**WORK TO DO**
Print the entries verbatim, leaving out the images they contain.

**INPUT**
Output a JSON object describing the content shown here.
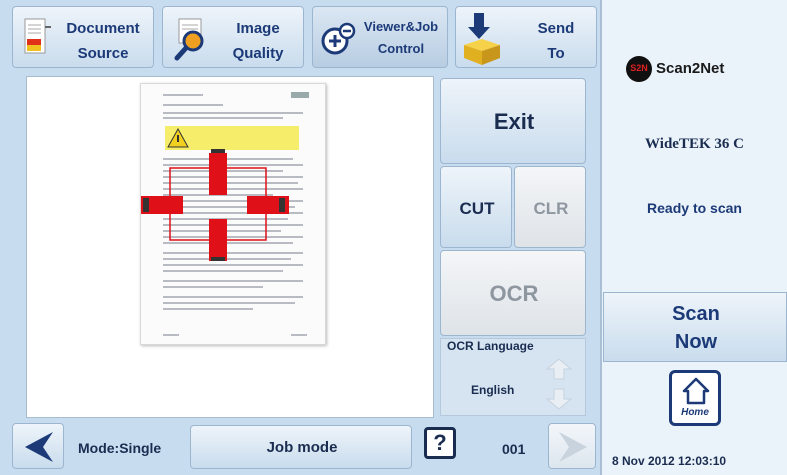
{
  "toolbar": {
    "document_source": {
      "line1": "Document",
      "line2": "Source",
      "icon": "document-source-icon"
    },
    "image_quality": {
      "line1": "Image",
      "line2": "Quality",
      "icon": "magnifier-icon"
    },
    "viewer_job_control": {
      "line1": "Viewer&Job",
      "line2": "Control",
      "icon": "zoom-out-icon"
    },
    "send_to": {
      "line1": "Send",
      "line2": "To",
      "icon": "send-box-icon"
    }
  },
  "controls": {
    "exit": "Exit",
    "cut": "CUT",
    "clr": "CLR",
    "ocr": "OCR",
    "ocr_language_label": "OCR Language",
    "ocr_language_value": "English"
  },
  "bottom_bar": {
    "mode": "Mode:Single",
    "job_mode": "Job mode",
    "help": "?",
    "page_number": "001"
  },
  "right_panel": {
    "logo_text": "Scan2Net",
    "logo_badge": "S2N",
    "device_name": "WideTEK 36 C",
    "status": "Ready to scan",
    "scan_now_line1": "Scan",
    "scan_now_line2": "Now",
    "home_label": "Home",
    "datetime": "8 Nov 2012 12:03:10"
  },
  "colors": {
    "accent": "#1c3a78",
    "panel": "#c8dcef",
    "crosshair": "#e01018"
  }
}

**RESPONSE BELOW**
Output a JSON object describing the content shown here.
{
  "toolbar": {
    "document_source": {
      "line1": "Document",
      "line2": "Source",
      "icon": "document-source-icon"
    },
    "image_quality": {
      "line1": "Image",
      "line2": "Quality",
      "icon": "magnifier-icon"
    },
    "viewer_job_control": {
      "line1": "Viewer&Job",
      "line2": "Control",
      "icon": "zoom-out-icon"
    },
    "send_to": {
      "line1": "Send",
      "line2": "To",
      "icon": "send-box-icon"
    }
  },
  "controls": {
    "exit": "Exit",
    "cut": "CUT",
    "clr": "CLR",
    "ocr": "OCR",
    "ocr_language_label": "OCR Language",
    "ocr_language_value": "English"
  },
  "bottom_bar": {
    "mode": "Mode:Single",
    "job_mode": "Job mode",
    "help": "?",
    "page_number": "001"
  },
  "right_panel": {
    "logo_text": "Scan2Net",
    "logo_badge": "S2N",
    "device_name": "WideTEK 36 C",
    "status": "Ready to scan",
    "scan_now_line1": "Scan",
    "scan_now_line2": "Now",
    "home_label": "Home",
    "datetime": "8 Nov 2012 12:03:10"
  },
  "colors": {
    "accent": "#1c3a78",
    "panel": "#c8dcef",
    "crosshair": "#e01018"
  }
}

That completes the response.